▸ **Task requirements**: Copy out each line of the material in which the word "продолжительности" appears.

[Dataset items]
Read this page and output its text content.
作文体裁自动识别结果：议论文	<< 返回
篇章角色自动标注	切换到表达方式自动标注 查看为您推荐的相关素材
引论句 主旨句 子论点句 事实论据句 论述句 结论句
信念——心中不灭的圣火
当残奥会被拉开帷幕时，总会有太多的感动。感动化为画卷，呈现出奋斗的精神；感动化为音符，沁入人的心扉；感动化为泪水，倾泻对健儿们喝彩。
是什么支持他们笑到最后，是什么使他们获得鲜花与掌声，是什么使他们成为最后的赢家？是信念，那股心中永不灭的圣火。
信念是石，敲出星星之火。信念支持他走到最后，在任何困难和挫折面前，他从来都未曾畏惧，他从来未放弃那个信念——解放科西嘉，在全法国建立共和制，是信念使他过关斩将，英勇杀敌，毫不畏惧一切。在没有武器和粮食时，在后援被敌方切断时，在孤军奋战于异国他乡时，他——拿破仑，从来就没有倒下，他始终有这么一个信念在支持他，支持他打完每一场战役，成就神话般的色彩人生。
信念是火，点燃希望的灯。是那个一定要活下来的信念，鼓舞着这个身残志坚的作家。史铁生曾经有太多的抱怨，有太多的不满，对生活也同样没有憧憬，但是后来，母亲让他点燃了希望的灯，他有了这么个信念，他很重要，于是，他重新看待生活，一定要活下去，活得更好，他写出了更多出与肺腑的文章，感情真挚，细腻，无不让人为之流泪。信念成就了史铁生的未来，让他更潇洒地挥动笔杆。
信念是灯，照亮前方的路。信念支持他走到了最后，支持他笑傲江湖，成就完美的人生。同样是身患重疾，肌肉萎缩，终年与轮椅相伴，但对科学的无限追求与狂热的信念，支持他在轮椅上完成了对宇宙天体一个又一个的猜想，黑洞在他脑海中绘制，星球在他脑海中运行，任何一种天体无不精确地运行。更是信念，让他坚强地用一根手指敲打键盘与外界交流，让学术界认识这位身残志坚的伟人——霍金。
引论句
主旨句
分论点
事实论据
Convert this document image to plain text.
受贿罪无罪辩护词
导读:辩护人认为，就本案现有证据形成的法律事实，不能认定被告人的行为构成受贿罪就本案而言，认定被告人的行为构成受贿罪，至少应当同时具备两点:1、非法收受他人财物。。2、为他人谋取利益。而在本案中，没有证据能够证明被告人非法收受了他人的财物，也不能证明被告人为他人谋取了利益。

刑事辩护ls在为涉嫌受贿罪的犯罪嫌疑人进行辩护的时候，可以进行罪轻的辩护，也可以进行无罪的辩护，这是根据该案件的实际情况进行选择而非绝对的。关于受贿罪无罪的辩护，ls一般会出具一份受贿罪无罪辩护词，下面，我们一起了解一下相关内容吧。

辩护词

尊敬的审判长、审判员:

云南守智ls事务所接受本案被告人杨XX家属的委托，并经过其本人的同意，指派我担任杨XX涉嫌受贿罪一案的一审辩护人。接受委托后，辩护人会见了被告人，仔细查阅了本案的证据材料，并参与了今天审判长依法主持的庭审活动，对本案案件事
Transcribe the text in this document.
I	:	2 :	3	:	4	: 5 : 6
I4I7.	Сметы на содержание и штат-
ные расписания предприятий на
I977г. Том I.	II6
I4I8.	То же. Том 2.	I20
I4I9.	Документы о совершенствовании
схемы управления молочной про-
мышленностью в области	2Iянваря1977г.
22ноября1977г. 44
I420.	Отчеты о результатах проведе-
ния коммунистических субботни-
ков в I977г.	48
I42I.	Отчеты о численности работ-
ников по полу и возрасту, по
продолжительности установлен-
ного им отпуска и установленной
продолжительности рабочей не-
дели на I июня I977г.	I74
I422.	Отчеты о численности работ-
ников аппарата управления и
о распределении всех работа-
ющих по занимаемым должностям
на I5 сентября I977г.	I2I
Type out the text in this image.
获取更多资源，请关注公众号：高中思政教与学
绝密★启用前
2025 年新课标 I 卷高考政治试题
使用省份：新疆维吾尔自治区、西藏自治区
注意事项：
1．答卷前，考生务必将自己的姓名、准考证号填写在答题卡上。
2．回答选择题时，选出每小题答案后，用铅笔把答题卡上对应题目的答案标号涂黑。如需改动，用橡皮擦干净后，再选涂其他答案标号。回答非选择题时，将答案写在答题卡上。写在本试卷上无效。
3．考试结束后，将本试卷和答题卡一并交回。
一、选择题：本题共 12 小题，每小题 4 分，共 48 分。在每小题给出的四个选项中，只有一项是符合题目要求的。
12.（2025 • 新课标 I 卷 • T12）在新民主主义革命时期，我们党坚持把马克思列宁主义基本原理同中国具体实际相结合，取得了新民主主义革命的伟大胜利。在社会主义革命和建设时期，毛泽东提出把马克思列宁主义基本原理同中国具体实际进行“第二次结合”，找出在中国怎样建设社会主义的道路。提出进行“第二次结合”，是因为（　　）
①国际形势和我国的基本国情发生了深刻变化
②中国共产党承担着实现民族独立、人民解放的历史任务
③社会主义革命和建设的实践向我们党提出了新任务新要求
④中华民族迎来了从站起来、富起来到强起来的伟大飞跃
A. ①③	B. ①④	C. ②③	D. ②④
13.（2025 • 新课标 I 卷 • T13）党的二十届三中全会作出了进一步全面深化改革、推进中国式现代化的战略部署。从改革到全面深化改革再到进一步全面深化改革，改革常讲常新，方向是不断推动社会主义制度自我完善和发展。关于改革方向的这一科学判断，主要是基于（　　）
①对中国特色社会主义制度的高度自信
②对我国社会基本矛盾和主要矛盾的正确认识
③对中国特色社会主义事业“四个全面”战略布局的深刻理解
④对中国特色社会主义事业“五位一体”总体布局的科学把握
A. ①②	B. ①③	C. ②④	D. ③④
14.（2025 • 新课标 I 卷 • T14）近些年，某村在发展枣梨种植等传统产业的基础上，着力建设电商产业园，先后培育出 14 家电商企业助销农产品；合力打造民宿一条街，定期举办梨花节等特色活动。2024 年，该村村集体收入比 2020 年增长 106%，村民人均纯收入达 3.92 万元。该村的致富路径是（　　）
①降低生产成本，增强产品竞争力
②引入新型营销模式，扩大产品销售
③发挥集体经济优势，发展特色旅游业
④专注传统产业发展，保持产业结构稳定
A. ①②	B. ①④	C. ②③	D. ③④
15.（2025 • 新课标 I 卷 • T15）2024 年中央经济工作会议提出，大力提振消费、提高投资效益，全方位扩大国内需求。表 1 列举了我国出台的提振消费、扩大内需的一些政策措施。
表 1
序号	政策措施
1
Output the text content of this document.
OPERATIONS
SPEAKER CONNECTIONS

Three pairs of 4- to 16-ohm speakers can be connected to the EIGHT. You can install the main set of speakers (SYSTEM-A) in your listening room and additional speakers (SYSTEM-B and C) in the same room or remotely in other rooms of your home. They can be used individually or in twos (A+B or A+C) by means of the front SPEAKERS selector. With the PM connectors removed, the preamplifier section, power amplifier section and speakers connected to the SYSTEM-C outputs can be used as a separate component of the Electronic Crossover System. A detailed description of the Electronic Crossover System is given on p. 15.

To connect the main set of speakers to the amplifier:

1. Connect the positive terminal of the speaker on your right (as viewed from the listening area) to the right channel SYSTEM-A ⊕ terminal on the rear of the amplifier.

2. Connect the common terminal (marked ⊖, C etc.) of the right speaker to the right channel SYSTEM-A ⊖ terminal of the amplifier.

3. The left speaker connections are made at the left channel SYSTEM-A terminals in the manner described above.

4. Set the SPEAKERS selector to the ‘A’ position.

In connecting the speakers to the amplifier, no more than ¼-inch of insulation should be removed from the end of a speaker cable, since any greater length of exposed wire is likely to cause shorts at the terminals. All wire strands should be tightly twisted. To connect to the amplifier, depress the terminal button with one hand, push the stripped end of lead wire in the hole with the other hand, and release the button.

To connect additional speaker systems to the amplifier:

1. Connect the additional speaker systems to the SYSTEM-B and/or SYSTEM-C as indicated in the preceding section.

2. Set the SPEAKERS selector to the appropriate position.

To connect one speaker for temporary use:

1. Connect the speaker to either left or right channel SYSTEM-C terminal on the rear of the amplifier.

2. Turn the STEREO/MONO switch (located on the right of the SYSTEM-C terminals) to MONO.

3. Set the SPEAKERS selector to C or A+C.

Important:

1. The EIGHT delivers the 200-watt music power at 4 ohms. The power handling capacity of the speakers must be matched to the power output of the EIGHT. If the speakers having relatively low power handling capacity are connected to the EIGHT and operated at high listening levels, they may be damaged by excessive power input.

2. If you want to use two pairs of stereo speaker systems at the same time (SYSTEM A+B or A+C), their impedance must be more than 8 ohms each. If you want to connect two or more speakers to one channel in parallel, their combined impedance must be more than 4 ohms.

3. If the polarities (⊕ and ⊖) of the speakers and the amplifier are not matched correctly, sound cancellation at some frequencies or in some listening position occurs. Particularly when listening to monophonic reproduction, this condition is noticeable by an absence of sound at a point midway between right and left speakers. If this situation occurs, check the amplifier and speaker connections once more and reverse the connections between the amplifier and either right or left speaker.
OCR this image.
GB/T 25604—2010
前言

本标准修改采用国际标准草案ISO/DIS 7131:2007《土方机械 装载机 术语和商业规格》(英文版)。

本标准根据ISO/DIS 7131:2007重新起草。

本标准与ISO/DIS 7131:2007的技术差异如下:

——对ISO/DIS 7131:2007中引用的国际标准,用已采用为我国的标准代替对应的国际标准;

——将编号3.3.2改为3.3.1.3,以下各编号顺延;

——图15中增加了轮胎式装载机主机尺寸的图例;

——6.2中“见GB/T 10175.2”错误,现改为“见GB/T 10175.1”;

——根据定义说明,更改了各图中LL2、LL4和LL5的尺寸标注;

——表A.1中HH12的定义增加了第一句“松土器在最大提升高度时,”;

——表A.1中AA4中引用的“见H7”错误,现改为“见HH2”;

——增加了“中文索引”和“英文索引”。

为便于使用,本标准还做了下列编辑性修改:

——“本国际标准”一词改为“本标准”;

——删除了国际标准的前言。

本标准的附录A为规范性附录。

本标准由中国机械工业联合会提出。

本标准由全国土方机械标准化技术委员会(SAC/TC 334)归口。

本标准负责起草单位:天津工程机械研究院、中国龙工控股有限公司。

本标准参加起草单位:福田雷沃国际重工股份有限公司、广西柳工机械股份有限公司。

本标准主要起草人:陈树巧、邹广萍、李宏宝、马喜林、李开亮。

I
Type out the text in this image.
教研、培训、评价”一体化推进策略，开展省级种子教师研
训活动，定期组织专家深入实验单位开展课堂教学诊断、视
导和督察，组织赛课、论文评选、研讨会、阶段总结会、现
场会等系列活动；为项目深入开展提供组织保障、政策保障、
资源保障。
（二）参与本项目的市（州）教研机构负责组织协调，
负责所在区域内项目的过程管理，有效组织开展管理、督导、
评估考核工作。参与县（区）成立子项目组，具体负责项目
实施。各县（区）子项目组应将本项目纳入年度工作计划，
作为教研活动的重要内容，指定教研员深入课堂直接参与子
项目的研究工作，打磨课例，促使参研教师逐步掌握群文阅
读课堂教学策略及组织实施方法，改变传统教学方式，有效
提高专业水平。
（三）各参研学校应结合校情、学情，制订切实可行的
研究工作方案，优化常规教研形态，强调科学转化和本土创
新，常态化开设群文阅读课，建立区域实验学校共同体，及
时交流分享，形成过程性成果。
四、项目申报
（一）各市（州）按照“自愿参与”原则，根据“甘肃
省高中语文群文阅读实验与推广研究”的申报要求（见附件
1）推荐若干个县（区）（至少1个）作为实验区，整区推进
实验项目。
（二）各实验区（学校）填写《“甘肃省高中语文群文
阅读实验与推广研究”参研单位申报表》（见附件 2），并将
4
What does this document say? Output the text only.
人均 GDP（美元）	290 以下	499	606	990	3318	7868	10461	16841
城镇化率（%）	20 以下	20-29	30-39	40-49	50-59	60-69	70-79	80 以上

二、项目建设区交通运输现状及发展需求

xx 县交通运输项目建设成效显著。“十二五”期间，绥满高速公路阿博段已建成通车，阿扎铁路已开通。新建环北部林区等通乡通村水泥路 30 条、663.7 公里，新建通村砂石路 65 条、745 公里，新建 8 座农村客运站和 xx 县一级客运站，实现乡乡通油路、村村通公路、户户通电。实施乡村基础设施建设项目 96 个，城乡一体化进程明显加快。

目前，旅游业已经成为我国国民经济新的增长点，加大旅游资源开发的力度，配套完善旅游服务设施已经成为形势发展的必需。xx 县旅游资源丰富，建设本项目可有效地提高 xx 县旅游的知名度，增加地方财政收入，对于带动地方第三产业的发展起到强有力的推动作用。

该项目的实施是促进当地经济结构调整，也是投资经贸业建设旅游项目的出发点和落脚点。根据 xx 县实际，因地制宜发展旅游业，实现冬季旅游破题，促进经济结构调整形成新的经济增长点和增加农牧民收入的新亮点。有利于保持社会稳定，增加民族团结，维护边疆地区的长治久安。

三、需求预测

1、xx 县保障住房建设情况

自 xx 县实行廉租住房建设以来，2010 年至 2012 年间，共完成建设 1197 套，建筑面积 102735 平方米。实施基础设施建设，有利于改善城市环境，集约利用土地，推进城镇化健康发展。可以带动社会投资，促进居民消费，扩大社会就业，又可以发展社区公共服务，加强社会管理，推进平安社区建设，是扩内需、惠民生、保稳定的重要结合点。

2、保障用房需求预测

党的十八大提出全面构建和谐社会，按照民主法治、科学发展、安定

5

▸ **Solution to this problem**:
продолжительности установлен-
продолжительности рабочей не-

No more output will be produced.